STATED EXERCISE>
Your task is to count the lines of the entries below that include the word "accent" and to give only the resulting number.

EXTRACTED INFORMATION>

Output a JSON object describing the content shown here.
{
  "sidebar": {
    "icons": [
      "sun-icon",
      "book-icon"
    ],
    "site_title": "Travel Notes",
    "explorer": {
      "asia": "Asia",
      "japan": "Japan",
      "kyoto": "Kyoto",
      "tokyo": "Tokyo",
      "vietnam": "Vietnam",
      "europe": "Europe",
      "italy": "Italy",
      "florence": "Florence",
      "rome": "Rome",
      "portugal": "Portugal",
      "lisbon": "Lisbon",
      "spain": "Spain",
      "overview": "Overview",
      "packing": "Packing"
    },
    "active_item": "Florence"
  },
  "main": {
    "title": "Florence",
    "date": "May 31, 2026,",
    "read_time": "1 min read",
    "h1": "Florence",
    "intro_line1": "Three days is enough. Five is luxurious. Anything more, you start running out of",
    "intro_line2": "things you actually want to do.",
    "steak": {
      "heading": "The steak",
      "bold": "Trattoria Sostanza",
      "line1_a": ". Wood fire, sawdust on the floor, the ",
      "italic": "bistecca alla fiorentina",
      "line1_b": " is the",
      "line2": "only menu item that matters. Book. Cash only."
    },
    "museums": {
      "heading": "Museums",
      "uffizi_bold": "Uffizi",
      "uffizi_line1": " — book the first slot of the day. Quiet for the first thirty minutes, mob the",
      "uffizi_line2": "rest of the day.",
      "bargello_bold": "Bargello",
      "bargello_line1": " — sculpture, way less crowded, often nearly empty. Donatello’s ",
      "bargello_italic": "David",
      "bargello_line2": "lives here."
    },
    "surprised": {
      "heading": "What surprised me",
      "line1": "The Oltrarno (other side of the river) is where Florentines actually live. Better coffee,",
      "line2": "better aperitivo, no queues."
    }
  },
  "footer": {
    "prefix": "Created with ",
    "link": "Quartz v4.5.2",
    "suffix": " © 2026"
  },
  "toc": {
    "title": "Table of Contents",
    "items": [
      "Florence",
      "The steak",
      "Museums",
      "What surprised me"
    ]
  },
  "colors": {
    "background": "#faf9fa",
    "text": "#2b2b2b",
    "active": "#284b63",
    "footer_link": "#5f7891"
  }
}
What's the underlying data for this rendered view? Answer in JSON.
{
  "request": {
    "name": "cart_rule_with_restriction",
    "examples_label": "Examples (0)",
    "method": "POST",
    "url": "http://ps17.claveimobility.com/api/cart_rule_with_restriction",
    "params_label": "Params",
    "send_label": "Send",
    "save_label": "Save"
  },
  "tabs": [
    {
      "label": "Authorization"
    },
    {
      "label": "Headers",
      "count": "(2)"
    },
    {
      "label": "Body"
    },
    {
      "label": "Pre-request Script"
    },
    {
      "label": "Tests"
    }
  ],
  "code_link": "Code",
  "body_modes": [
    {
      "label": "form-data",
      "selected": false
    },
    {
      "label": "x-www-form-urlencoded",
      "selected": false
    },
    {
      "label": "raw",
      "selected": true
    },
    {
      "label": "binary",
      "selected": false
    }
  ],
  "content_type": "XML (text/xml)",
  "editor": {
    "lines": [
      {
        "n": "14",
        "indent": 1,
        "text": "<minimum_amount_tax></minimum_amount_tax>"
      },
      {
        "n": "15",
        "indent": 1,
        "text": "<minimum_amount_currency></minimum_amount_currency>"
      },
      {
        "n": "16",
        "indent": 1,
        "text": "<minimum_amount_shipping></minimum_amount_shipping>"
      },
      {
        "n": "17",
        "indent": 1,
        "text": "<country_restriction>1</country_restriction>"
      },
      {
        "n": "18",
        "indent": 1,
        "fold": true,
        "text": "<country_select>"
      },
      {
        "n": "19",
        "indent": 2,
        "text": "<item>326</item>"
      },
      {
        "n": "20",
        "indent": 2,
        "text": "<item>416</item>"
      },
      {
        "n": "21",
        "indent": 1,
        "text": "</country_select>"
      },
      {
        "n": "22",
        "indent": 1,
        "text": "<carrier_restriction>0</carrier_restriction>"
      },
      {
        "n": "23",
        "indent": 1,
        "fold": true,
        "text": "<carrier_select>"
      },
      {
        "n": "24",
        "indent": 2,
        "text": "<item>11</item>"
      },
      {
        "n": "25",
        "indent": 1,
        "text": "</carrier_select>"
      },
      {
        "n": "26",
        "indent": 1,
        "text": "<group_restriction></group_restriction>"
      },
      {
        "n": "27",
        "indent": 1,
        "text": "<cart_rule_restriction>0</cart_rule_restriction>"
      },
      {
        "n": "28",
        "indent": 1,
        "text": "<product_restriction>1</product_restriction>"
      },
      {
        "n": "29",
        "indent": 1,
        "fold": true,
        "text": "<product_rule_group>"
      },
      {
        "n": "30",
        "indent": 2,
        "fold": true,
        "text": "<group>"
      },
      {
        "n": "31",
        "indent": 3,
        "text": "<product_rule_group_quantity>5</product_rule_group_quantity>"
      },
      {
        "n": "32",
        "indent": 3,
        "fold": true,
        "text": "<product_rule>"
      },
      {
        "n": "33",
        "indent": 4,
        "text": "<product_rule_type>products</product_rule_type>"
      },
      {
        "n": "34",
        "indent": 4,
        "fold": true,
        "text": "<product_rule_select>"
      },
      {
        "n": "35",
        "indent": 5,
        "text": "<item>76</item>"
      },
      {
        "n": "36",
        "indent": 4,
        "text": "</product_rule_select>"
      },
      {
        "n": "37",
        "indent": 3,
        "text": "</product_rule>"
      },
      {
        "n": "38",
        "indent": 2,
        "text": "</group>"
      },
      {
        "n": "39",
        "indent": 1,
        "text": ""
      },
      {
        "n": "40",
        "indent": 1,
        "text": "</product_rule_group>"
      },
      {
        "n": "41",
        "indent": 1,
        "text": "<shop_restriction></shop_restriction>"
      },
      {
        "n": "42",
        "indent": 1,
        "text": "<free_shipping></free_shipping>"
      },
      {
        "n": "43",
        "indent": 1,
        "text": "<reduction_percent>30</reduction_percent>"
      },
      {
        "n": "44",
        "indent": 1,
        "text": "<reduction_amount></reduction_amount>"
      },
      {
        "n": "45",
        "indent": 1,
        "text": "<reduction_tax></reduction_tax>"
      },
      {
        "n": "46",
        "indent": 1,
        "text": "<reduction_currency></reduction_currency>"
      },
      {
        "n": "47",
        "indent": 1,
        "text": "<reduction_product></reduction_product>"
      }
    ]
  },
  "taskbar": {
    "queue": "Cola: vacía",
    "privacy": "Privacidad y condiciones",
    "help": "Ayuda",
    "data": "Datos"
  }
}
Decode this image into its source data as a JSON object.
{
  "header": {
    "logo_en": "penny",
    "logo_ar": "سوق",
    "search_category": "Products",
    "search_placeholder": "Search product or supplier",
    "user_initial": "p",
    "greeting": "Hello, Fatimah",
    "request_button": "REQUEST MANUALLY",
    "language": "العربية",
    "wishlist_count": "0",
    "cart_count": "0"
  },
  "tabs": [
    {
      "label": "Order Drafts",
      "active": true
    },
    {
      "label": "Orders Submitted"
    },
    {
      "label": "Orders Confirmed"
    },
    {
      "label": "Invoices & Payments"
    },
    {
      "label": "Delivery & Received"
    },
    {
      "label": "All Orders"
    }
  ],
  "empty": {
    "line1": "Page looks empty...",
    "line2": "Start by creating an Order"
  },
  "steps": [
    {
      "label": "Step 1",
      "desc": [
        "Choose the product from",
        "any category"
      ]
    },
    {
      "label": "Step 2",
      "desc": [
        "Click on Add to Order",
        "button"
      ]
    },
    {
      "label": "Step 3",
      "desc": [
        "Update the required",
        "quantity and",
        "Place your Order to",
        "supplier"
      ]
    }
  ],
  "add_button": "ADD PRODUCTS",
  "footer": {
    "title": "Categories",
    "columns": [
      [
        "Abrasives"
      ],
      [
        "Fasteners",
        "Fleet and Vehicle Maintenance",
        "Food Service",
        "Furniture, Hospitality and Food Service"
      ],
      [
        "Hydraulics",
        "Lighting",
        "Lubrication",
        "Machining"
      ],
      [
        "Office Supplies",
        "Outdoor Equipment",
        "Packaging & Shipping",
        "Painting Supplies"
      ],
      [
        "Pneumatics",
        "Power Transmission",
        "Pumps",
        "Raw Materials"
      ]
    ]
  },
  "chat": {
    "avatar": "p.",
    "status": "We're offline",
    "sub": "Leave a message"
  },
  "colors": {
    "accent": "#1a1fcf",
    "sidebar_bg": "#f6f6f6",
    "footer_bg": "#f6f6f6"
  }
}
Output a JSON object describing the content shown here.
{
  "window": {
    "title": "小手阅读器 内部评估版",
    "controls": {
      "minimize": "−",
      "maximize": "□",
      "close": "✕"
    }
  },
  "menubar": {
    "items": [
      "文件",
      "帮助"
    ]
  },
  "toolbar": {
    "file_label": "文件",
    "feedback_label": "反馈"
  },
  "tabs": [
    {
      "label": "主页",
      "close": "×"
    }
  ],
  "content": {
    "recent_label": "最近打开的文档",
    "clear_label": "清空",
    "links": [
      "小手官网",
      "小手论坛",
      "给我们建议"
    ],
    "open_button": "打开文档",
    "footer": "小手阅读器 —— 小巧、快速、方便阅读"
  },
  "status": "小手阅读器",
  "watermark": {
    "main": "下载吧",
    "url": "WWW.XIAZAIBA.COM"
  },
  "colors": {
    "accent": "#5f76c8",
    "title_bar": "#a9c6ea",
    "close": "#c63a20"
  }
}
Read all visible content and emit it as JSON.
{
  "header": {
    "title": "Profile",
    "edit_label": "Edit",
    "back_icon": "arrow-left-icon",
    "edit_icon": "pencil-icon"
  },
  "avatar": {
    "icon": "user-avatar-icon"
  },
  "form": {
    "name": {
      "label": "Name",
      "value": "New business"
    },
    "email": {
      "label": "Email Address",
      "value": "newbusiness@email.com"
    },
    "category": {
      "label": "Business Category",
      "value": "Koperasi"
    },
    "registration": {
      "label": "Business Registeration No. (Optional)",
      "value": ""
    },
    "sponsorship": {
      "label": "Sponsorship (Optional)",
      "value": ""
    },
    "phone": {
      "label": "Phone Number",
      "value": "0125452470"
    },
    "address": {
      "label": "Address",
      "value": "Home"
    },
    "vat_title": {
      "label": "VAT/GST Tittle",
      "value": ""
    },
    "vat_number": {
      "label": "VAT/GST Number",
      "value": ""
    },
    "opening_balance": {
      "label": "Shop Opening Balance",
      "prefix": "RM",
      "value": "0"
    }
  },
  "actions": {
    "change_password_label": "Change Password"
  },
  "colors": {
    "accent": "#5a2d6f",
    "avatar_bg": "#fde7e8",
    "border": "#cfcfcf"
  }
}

ANSWER BELOW>
3